● **Challenge**
Draw out every line with the word "kanan" from the listing below.
** start Excerpted records **
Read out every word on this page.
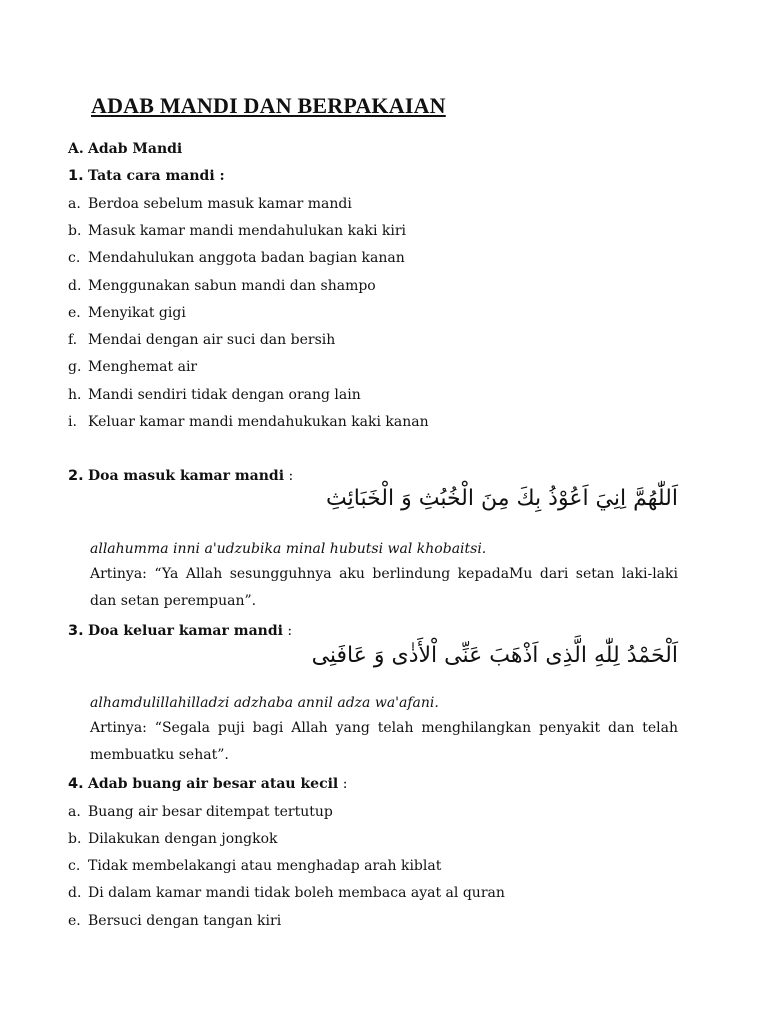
ADAB MANDI DAN BERPAKAIAN
A. Adab Mandi
1. Tata cara mandi :
a. Berdoa sebelum masuk kamar mandi
b. Masuk kamar mandi mendahulukan kaki kiri
c. Mendahulukan anggota badan bagian kanan
d. Menggunakan sabun mandi dan shampo
e. Menyikat gigi
f. Mendai dengan air suci dan bersih
g. Menghemat air
h. Mandi sendiri tidak dengan orang lain
i. Keluar kamar mandi mendahukukan kaki kanan
2. Doa masuk kamar mandi :
اَللّٰهُمَّ اِنِيَ اَعُوْذُ بِكَ مِنَ الْخُبُثِ وَ الْخَبَائِثِ
allahumma inni a'udzubika minal hubutsi wal khobaitsi.
Artinya: “Ya Allah sesungguhnya aku berlindung kepadaMu dari setan laki-laki dan setan perempuan”.
3. Doa keluar kamar mandi :
اَلْحَمْدُ لِلّٰهِ الَّذِى اَذْهَبَ عَنِّى اْلأَذٰى وَ عَافَنِى
alhamdulillahilladzi adzhaba annil adza wa'afani.
Artinya: “Segala puji bagi Allah yang telah menghilangkan penyakit dan telah membuatku sehat”.
4. Adab buang air besar atau kecil :
a. Buang air besar ditempat tertutup
b. Dilakukan dengan jongkok
c. Tidak membelakangi atau menghadap arah kiblat
d. Di dalam kamar mandi tidak boleh membaca ayat al quran
e. Bersuci dengan tangan kiri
** end Excerpted records **
● **Task result**
c. Mendahulukan anggota badan bagian kanan
i. Keluar kamar mandi mendahukukan kaki kanan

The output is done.